- **Отрывок текста**:
○ ○ ○ ○ ○

Кабинет
Татьяна Бонч-Осмоловская

Мерцающий мир Сморгони

(Таня Скарынкина. И все побросали ножи)

Таня Скарынкина. И все побросали ножи. М., «Книжное обозрение (АРГО РИСК)», 2020, 84 стр.

 

Таня Скарынкина пишет стихи на русском и эссе на беларуском[1], переводит,

участвует в книжных выставках и поэтических фестивалях, ее тексты переведены на многие языки и получали престижные премии. Новая ее книга «И все побросали ножи» уже получила в прошлом году Премию Андрея Белого — как отмечается в решении жюри, что стало «не только данью признания ее оригинальной, немного детской манере высказывания, но и жестом поддержки всей русской поэзии Беларуси, оказавшейся в последние месяцы в фокусе повышенного внимания». При этом, что парадоксально, стихи Скарынкиной на первый взгляд такая несколько отстраненная провинциальная хроника; ничего сверх-актуального; Мария Малиновская, еще один известный беларуский автор, пишущий на русском, работает совсем в другом ключе. А вот с другой беларуской поэтессой, с Юлией Тимофеевой, работающей на беларуском, пожалуй, какие-то пересечения найти можно. Конечно, при желании можно найти и другие сближения — например, присутствие в стихах фольклорных и мифологических мотивов, скажем, очень известное (и не вошедшее в эту книгу) стихотворение 12-го года «Отстоять перед русалкой» перекликается со страшилками Марии Галиной, а «странные прогулки» — с трипами Анны Орлицкой.  Но вот что важно. Таня Скарынкина — и тут мы отметим это особо — родилась и живет в Сморгони. Из Википедии:

 

Сморгонь (Смаргонь, Смаргоні) — город в Гродненской области Белоруссии, административный центр Сморгонского района.

○ ○ ○ ○ ○

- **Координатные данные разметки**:
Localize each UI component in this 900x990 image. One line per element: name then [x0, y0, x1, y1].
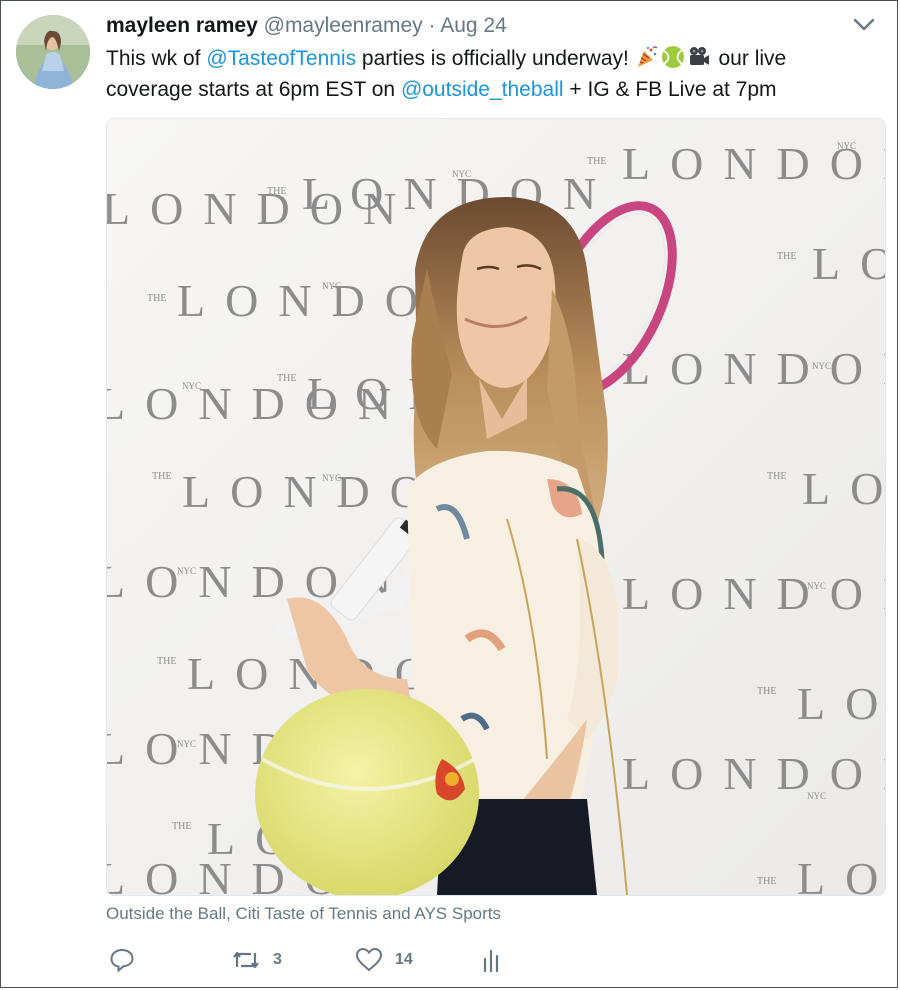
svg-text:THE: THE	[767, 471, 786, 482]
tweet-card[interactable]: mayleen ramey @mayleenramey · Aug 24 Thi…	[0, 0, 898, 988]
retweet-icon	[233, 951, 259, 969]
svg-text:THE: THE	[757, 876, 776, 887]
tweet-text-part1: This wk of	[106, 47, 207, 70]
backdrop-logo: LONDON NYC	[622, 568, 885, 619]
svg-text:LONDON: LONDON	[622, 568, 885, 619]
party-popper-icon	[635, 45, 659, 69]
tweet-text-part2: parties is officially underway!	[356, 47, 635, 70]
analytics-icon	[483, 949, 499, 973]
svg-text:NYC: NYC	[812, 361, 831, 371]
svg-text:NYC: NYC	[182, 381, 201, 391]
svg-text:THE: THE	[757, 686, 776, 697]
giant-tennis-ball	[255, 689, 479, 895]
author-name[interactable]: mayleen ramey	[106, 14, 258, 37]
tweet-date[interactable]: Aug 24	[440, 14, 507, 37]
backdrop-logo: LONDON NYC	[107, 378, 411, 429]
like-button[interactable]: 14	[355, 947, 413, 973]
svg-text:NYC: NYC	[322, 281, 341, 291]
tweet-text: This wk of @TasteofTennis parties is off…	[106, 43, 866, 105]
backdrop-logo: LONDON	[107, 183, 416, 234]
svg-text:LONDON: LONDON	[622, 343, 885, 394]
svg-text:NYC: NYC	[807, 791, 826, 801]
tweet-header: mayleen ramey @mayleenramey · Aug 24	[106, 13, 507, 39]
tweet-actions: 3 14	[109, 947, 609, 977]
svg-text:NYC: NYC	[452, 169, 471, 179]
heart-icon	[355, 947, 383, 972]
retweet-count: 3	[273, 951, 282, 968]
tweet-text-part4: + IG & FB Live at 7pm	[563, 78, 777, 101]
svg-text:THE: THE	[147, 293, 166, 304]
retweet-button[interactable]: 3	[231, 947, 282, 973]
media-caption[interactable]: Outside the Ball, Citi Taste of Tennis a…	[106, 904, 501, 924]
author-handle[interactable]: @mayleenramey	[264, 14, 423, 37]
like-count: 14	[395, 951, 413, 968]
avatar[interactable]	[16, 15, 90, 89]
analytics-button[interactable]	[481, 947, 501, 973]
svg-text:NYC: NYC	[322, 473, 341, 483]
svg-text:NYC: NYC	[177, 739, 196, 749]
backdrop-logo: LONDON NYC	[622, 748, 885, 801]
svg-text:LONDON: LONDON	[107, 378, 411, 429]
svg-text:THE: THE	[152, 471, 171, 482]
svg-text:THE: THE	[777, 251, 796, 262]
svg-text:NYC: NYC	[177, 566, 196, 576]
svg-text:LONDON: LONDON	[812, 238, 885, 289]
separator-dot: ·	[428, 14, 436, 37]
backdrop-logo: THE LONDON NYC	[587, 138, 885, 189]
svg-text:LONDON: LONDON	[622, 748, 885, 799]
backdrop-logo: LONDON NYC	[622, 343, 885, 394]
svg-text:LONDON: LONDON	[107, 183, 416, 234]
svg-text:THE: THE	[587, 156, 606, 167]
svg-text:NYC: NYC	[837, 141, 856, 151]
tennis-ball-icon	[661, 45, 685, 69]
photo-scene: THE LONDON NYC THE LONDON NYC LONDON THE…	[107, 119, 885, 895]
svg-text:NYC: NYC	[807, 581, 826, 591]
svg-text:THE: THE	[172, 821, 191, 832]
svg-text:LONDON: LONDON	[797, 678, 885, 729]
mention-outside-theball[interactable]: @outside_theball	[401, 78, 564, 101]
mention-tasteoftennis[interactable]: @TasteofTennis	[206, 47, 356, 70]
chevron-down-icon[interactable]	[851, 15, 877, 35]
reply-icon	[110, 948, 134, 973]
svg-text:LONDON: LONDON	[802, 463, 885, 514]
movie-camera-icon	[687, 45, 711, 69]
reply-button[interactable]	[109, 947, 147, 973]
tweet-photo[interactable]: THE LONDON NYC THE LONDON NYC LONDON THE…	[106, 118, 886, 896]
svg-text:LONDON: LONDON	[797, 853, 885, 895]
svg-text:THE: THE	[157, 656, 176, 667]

○ ○ ○ ○ ○

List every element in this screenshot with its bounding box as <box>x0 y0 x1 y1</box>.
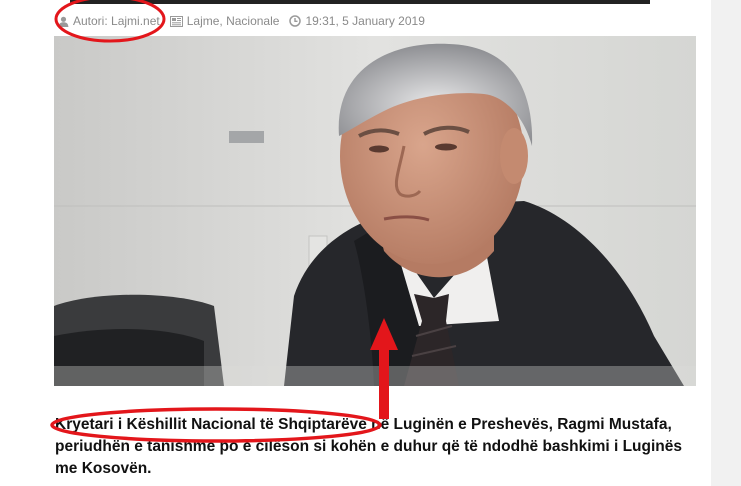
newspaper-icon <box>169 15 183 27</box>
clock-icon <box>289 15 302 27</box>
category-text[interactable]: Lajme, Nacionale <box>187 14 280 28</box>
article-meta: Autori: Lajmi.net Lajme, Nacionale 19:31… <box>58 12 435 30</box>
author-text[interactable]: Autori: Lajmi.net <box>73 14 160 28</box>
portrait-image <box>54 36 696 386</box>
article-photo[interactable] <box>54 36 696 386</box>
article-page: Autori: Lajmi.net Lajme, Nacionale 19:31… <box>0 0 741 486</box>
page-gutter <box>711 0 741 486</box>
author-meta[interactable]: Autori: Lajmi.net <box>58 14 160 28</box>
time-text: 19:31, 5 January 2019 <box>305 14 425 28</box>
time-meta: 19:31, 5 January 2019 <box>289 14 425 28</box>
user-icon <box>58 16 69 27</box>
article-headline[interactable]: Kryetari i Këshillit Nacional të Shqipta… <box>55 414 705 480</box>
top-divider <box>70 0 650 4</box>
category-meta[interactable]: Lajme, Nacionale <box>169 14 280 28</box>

○ ○ ○ ○ ○

- **Задания**:
• a. Подсчитайте, сколько строк записей содержат слово «name» с учетом регистра. В ответе укажите только число.
• b. Продолжите рецензию на книгу «И все побросали ножи», начиная сразу после последнего приведенного предложения.

- **Ответы к заданиям**:
• a. 2

• b.
Расположен на реке Оксне (левый приток реки Вилии) и ее притоке реке Гервятке, в 110 км к северо-западу от Минска и в 260 км к северо-востоку от Гродно. Железнодорожная станция на линии Молодечно — Вильнюс, узел автодорог на Молодечно, Вилейку, Вильнюс, Свирь, Крево.

Известен с начала XVI века как частновладельческое местечко Зеновичей, Радзивиллов, Пшездецких. В XVII веке Радзивиллы основали здесь школу дрессировки медведей — «Сморгонскую медвежью академию». Во время войны 1812 года при отступлении французских войск в Сморгони Наполеон Бонапарт передал командование войсками маршалу Мюрату и отбыл в Париж. В конце XIX века Сморгонь — крупный центр кожевенной и обувной промышленности. Во время первой мировой войны город полностью разрушен. В 1960 — 1980-е годы в городе построен ряд крупных промышленных предприятий. Население — 36 300 человек (на 1 января 2020 год).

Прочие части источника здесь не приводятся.